Without the pictures, copy the entries below word for word.

━━━ The data ━━━

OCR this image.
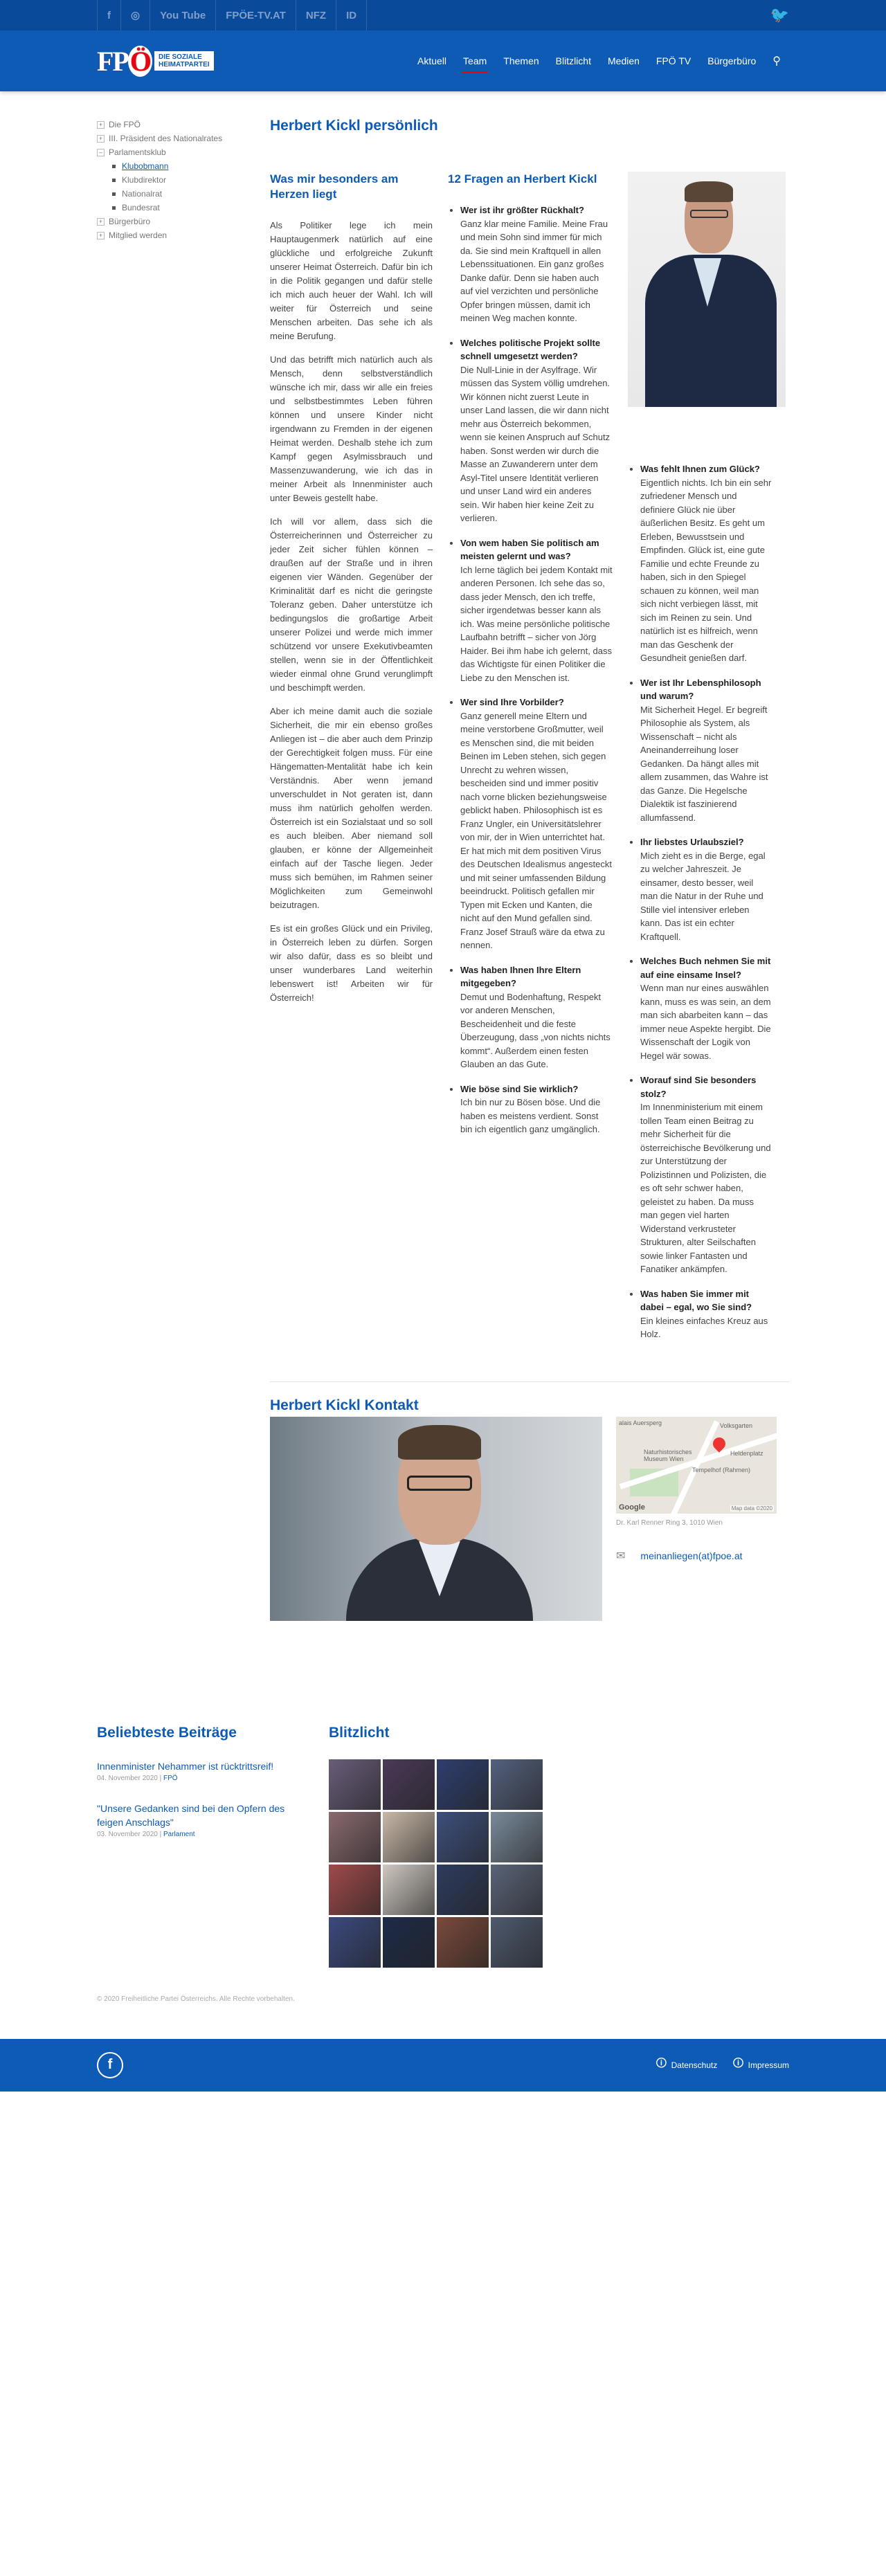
f	◎	You Tube	FPÖE-TV.AT	NFZ	ID	🐦
FPÖ	DIE SOZIALE
HEIMATPARTEI	Aktuell	Team	Themen	Blitzlicht	Medien	FPÖ TV	Bürgerbüro	⚲
+ Die FPÖ
+ III. Präsident des Nationalrates
– Parlamentsklub
Klubobmann
Klubdirektor
Nationalrat
Bundesrat
+ Bürgerbüro
+ Mitglied werden
Herbert Kickl persönlich
Was mir besonders am Herzen liegt

Als Politiker lege ich mein Hauptaugenmerk natürlich auf eine glückliche und erfolgreiche Zukunft unserer Heimat Österreich. Dafür bin ich in die Politik gegangen und dafür stelle ich mich auch heuer der Wahl. Ich will weiter für Österreich und seine Menschen arbeiten. Das sehe ich als meine Berufung.

Und das betrifft mich natürlich auch als Mensch, denn selbstverständlich wünsche ich mir, dass wir alle ein freies und selbstbestimmtes Leben führen können und unsere Kinder nicht irgendwann zu Fremden in der eigenen Heimat werden. Deshalb stehe ich zum Kampf gegen Asylmissbrauch und Massenzuwanderung, wie ich das in meiner Arbeit als Innenminister auch unter Beweis gestellt habe.

Ich will vor allem, dass sich die Österreicherinnen und Österreicher zu jeder Zeit sicher fühlen können – draußen auf der Straße und in ihren eigenen vier Wänden. Gegenüber der Kriminalität darf es nicht die geringste Toleranz geben. Daher unterstütze ich bedingungslos die großartige Arbeit unserer Polizei und werde mich immer schützend vor unsere Exekutivbeamten stellen, wenn sie in der Öffentlichkeit wieder einmal ohne Grund verunglimpft und beschimpft werden.

Aber ich meine damit auch die soziale Sicherheit, die mir ein ebenso großes Anliegen ist – die aber auch dem Prinzip der Gerechtigkeit folgen muss. Für eine Hängematten-Mentalität habe ich kein Verständnis. Aber wenn jemand unverschuldet in Not geraten ist, dann muss ihm natürlich geholfen werden. Österreich ist ein Sozialstaat und so soll es auch bleiben. Aber niemand soll glauben, er könne der Allgemeinheit einfach auf der Tasche liegen. Jeder muss sich bemühen, im Rahmen seiner Möglichkeiten zum Gemeinwohl beizutragen.

Es ist ein großes Glück und ein Privileg, in Österreich leben zu dürfen. Sorgen wir also dafür, dass es so bleibt und unser wunderbares Land weiterhin lebenswert ist! Arbeiten wir für Österreich!

12 Fragen an Herbert Kickl
• Wer ist ihr größter Rückhalt?
Ganz klar meine Familie. Meine Frau und mein Sohn sind immer für mich da. Sie sind mein Kraftquell in allen Lebenssituationen. Ein ganz großes Danke dafür. Denn sie haben auch auf viel verzichten und persönliche Opfer bringen müssen, damit ich meinen Weg machen konnte.
• Welches politische Projekt sollte schnell umgesetzt werden?
Die Null-Linie in der Asylfrage. Wir müssen das System völlig umdrehen. Wir können nicht zuerst Leute in unser Land lassen, die wir dann nicht mehr aus Österreich bekommen, wenn sie keinen Anspruch auf Schutz haben. Sonst werden wir durch die Masse an Zuwanderern unter dem Asyl-Titel unsere Identität verlieren und unser Land wird ein anderes sein. Wir haben hier keine Zeit zu verlieren.
• Von wem haben Sie politisch am meisten gelernt und was?
Ich lerne täglich bei jedem Kontakt mit anderen Personen. Ich sehe das so, dass jeder Mensch, den ich treffe, sicher irgendetwas besser kann als ich. Was meine persönliche politische Laufbahn betrifft – sicher von Jörg Haider. Bei ihm habe ich gelernt, dass das Wichtigste für einen Politiker die Liebe zu den Menschen ist.
• Wer sind Ihre Vorbilder?
Ganz generell meine Eltern und meine verstorbene Großmutter, weil es Menschen sind, die mit beiden Beinen im Leben stehen, sich gegen Unrecht zu wehren wissen, bescheiden sind und immer positiv nach vorne blicken beziehungsweise geblickt haben. Philosophisch ist es Franz Ungler, ein Universitätslehrer von mir, der in Wien unterrichtet hat. Er hat mich mit dem positiven Virus des Deutschen Idealismus angesteckt und mit seiner umfassenden Bildung beeindruckt. Politisch gefallen mir Typen mit Ecken und Kanten, die nicht auf den Mund gefallen sind. Franz Josef Strauß wäre da etwa zu nennen.
• Was haben Ihnen Ihre Eltern mitgegeben?
Demut und Bodenhaftung, Respekt vor anderen Menschen, Bescheidenheit und die feste Überzeugung, dass „von nichts nichts kommt“. Außerdem einen festen Glauben an das Gute.
• Wie böse sind Sie wirklich?
Ich bin nur zu Bösen böse. Und die haben es meistens verdient. Sonst bin ich eigentlich ganz umgänglich.
• Was fehlt Ihnen zum Glück?
Eigentlich nichts. Ich bin ein sehr zufriedener Mensch und definiere Glück nie über äußerlichen Besitz. Es geht um Erleben, Bewusstsein und Empfinden. Glück ist, eine gute Familie und echte Freunde zu haben, sich in den Spiegel schauen zu können, weil man sich nicht verbiegen lässt, mit sich im Reinen zu sein. Und natürlich ist es hilfreich, wenn man das Geschenk der Gesundheit genießen darf.
• Wer ist Ihr Lebensphilosoph und warum?
Mit Sicherheit Hegel. Er begreift Philosophie als System, als Wissenschaft – nicht als Aneinanderreihung loser Gedanken. Da hängt alles mit allem zusammen, das Wahre ist das Ganze. Die Hegelsche Dialektik ist faszinierend allumfassend.
• Ihr liebstes Urlaubsziel?
Mich zieht es in die Berge, egal zu welcher Jahreszeit. Je einsamer, desto besser, weil man die Natur in der Ruhe und Stille viel intensiver erleben kann. Das ist ein echter Kraftquell.
• Welches Buch nehmen Sie mit auf eine einsame Insel?
Wenn man nur eines auswählen kann, muss es was sein, an dem man sich abarbeiten kann – das immer neue Aspekte hergibt. Die Wissenschaft der Logik von Hegel wär sowas.
• Worauf sind Sie besonders stolz?
Im Innenministerium mit einem tollen Team einen Beitrag zu mehr Sicherheit für die österreichische Bevölkerung und zur Unterstützung der Polizistinnen und Polizisten, die es oft sehr schwer haben, geleistet zu haben. Da muss man gegen viel harten Widerstand verkrusteter Strukturen, alter Seilschaften sowie linker Fantasten und Fanatiker ankämpfen.
• Was haben Sie immer mit dabei – egal, wo Sie sind?
Ein kleines einfaches Kreuz aus Holz.
Herbert Kickl Kontakt
alais Auersperg	Volksgarten
Naturhistorisches Museum Wien
Heldenplatz
Tempelhof (Rahmen)
Google	Map data ©2020
Dr. Karl Renner Ring 3, 1010 Wien
✉ meinanliegen(at)fpoe.at
Beliebteste Beiträge
Innenminister Nehammer ist rücktrittsreif!
04. November 2020 | FPÖ
"Unsere Gedanken sind bei den Opfern des feigen Anschlags"
03. November 2020 | Parlament
Blitzlicht
© 2020 Freiheitliche Partei Österreichs. Alle Rechte vorbehalten.
f	🛈 Datenschutz 🛈 Impressum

━━━

● **Expected answer**:
OCR this image.
f	◎	You Tube	FPÖE-TV.AT	NFZ	ID	🐦
FPÖ	DIE SOZIALE
HEIMATPARTEI	Aktuell	Team	Themen	Blitzlicht	Medien	FPÖ TV	Bürgerbüro	⚲
+ Die FPÖ
+ III. Präsident des Nationalrates
– Parlamentsklub
Klubobmann
Klubdirektor
Nationalrat
Bundesrat
+ Bürgerbüro
+ Mitglied werden
Herbert Kickl persönlich
Was mir besonders am Herzen liegt

Als Politiker lege ich mein Hauptaugenmerk natürlich auf eine glückliche und erfolgreiche Zukunft unserer Heimat Österreich. Dafür bin ich in die Politik gegangen und dafür stelle ich mich auch heuer der Wahl. Ich will weiter für Österreich und seine Menschen arbeiten. Das sehe ich als meine Berufung.

Und das betrifft mich natürlich auch als Mensch, denn selbstverständlich wünsche ich mir, dass wir alle ein freies und selbstbestimmtes Leben führen können und unsere Kinder nicht irgendwann zu Fremden in der eigenen Heimat werden. Deshalb stehe ich zum Kampf gegen Asylmissbrauch und Massenzuwanderung, wie ich das in meiner Arbeit als Innenminister auch unter Beweis gestellt habe.

Ich will vor allem, dass sich die Österreicherinnen und Österreicher zu jeder Zeit sicher fühlen können – draußen auf der Straße und in ihren eigenen vier Wänden. Gegenüber der Kriminalität darf es nicht die geringste Toleranz geben. Daher unterstütze ich bedingungslos die großartige Arbeit unserer Polizei und werde mich immer schützend vor unsere Exekutivbeamten stellen, wenn sie in der Öffentlichkeit wieder einmal ohne Grund verunglimpft und beschimpft werden.

Aber ich meine damit auch die soziale Sicherheit, die mir ein ebenso großes Anliegen ist – die aber auch dem Prinzip der Gerechtigkeit folgen muss. Für eine Hängematten-Mentalität habe ich kein Verständnis. Aber wenn jemand unverschuldet in Not geraten ist, dann muss ihm natürlich geholfen werden. Österreich ist ein Sozialstaat und so soll es auch bleiben. Aber niemand soll glauben, er könne der Allgemeinheit einfach auf der Tasche liegen. Jeder muss sich bemühen, im Rahmen seiner Möglichkeiten zum Gemeinwohl beizutragen.

Es ist ein großes Glück und ein Privileg, in Österreich leben zu dürfen. Sorgen wir also dafür, dass es so bleibt und unser wunderbares Land weiterhin lebenswert ist! Arbeiten wir für Österreich!

12 Fragen an Herbert Kickl
• Wer ist ihr größter Rückhalt?
Ganz klar meine Familie. Meine Frau und mein Sohn sind immer für mich da. Sie sind mein Kraftquell in allen Lebenssituationen. Ein ganz großes Danke dafür. Denn sie haben auch auf viel verzichten und persönliche Opfer bringen müssen, damit ich meinen Weg machen konnte.
• Welches politische Projekt sollte schnell umgesetzt werden?
Die Null-Linie in der Asylfrage. Wir müssen das System völlig umdrehen. Wir können nicht zuerst Leute in unser Land lassen, die wir dann nicht mehr aus Österreich bekommen, wenn sie keinen Anspruch auf Schutz haben. Sonst werden wir durch die Masse an Zuwanderern unter dem Asyl-Titel unsere Identität verlieren und unser Land wird ein anderes sein. Wir haben hier keine Zeit zu verlieren.
• Von wem haben Sie politisch am meisten gelernt und was?
Ich lerne täglich bei jedem Kontakt mit anderen Personen. Ich sehe das so, dass jeder Mensch, den ich treffe, sicher irgendetwas besser kann als ich. Was meine persönliche politische Laufbahn betrifft – sicher von Jörg Haider. Bei ihm habe ich gelernt, dass das Wichtigste für einen Politiker die Liebe zu den Menschen ist.
• Wer sind Ihre Vorbilder?
Ganz generell meine Eltern und meine verstorbene Großmutter, weil es Menschen sind, die mit beiden Beinen im Leben stehen, sich gegen Unrecht zu wehren wissen, bescheiden sind und immer positiv nach vorne blicken beziehungsweise geblickt haben. Philosophisch ist es Franz Ungler, ein Universitätslehrer von mir, der in Wien unterrichtet hat. Er hat mich mit dem positiven Virus des Deutschen Idealismus angesteckt und mit seiner umfassenden Bildung beeindruckt. Politisch gefallen mir Typen mit Ecken und Kanten, die nicht auf den Mund gefallen sind. Franz Josef Strauß wäre da etwa zu nennen.
• Was haben Ihnen Ihre Eltern mitgegeben?
Demut und Bodenhaftung, Respekt vor anderen Menschen, Bescheidenheit und die feste Überzeugung, dass „von nichts nichts kommt“. Außerdem einen festen Glauben an das Gute.
• Wie böse sind Sie wirklich?
Ich bin nur zu Bösen böse. Und die haben es meistens verdient. Sonst bin ich eigentlich ganz umgänglich.
• Was fehlt Ihnen zum Glück?
Eigentlich nichts. Ich bin ein sehr zufriedener Mensch und definiere Glück nie über äußerlichen Besitz. Es geht um Erleben, Bewusstsein und Empfinden. Glück ist, eine gute Familie und echte Freunde zu haben, sich in den Spiegel schauen zu können, weil man sich nicht verbiegen lässt, mit sich im Reinen zu sein. Und natürlich ist es hilfreich, wenn man das Geschenk der Gesundheit genießen darf.
• Wer ist Ihr Lebensphilosoph und warum?
Mit Sicherheit Hegel. Er begreift Philosophie als System, als Wissenschaft – nicht als Aneinanderreihung loser Gedanken. Da hängt alles mit allem zusammen, das Wahre ist das Ganze. Die Hegelsche Dialektik ist faszinierend allumfassend.
• Ihr liebstes Urlaubsziel?
Mich zieht es in die Berge, egal zu welcher Jahreszeit. Je einsamer, desto besser, weil man die Natur in der Ruhe und Stille viel intensiver erleben kann. Das ist ein echter Kraftquell.
• Welches Buch nehmen Sie mit auf eine einsame Insel?
Wenn man nur eines auswählen kann, muss es was sein, an dem man sich abarbeiten kann – das immer neue Aspekte hergibt. Die Wissenschaft der Logik von Hegel wär sowas.
• Worauf sind Sie besonders stolz?
Im Innenministerium mit einem tollen Team einen Beitrag zu mehr Sicherheit für die österreichische Bevölkerung und zur Unterstützung der Polizistinnen und Polizisten, die es oft sehr schwer haben, geleistet zu haben. Da muss man gegen viel harten Widerstand verkrusteter Strukturen, alter Seilschaften sowie linker Fantasten und Fanatiker ankämpfen.
• Was haben Sie immer mit dabei – egal, wo Sie sind?
Ein kleines einfaches Kreuz aus Holz.
Herbert Kickl Kontakt
alais Auersperg	Volksgarten
Naturhistorisches Museum Wien
Heldenplatz
Tempelhof (Rahmen)
Google	Map data ©2020
Dr. Karl Renner Ring 3, 1010 Wien
✉ meinanliegen(at)fpoe.at
Beliebteste Beiträge
Innenminister Nehammer ist rücktrittsreif!
04. November 2020 | FPÖ
"Unsere Gedanken sind bei den Opfern des feigen Anschlags"
03. November 2020 | Parlament
Blitzlicht
© 2020 Freiheitliche Partei Österreichs. Alle Rechte vorbehalten.
f	🛈 Datenschutz 🛈 Impressum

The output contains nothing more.